### The exercise
Write out the full set of records exactly. Any pictures in them do not belong in the copy.

Rows from a figure dataset
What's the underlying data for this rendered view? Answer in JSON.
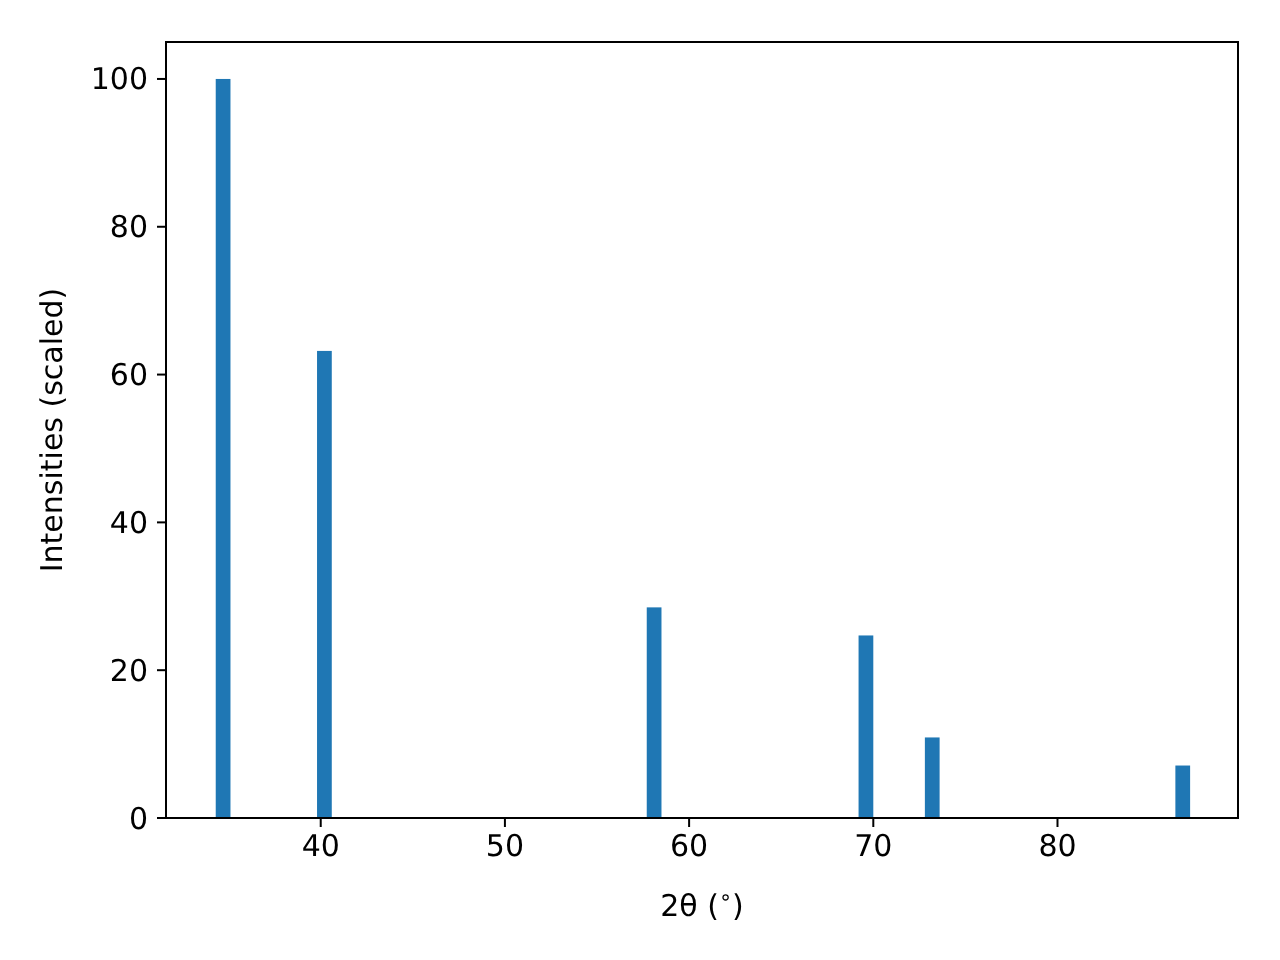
{
  "chart_data": {
    "type": "bar",
    "xlabel": "2θ ($^{∘}$)",
    "ylabel": "Intensities (scaled)",
    "x": [
      34.7,
      40.2,
      58.1,
      69.6,
      73.2,
      86.8
    ],
    "values": [
      100,
      63.2,
      28.5,
      24.7,
      10.9,
      7.1
    ],
    "color": "#1f77b4",
    "xlim": [
      31.6,
      89.8
    ],
    "xticks": [
      40,
      50,
      60,
      70,
      80
    ],
    "ylim": [
      0,
      105
    ],
    "yticks": [
      0,
      20,
      40,
      60,
      80,
      100
    ],
    "grid": false
  }
}
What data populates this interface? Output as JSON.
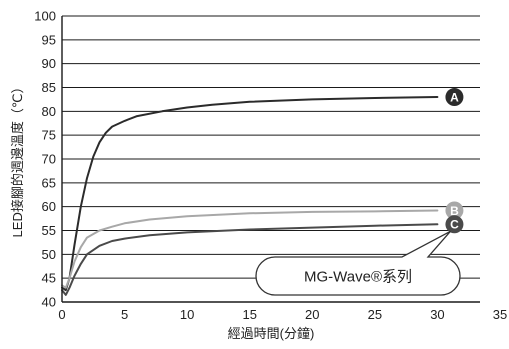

### Completed exercise
What's the underlying data for this rendered view? Answer in JSON.
{
  "chart_data": {
    "type": "bar",
    "xlabel": "2θ ($^{∘}$)",
    "ylabel": "Intensities (scaled)",
    "x": [
      34.7,
      40.2,
      58.1,
      69.6,
      73.2,
      86.8
    ],
    "values": [
      100,
      63.2,
      28.5,
      24.7,
      10.9,
      7.1
    ],
    "color": "#1f77b4",
    "xlim": [
      31.6,
      89.8
    ],
    "xticks": [
      40,
      50,
      60,
      70,
      80
    ],
    "ylim": [
      0,
      105
    ],
    "yticks": [
      0,
      20,
      40,
      60,
      80,
      100
    ],
    "grid": false
  }
}
What data populates this interface? Output as JSON.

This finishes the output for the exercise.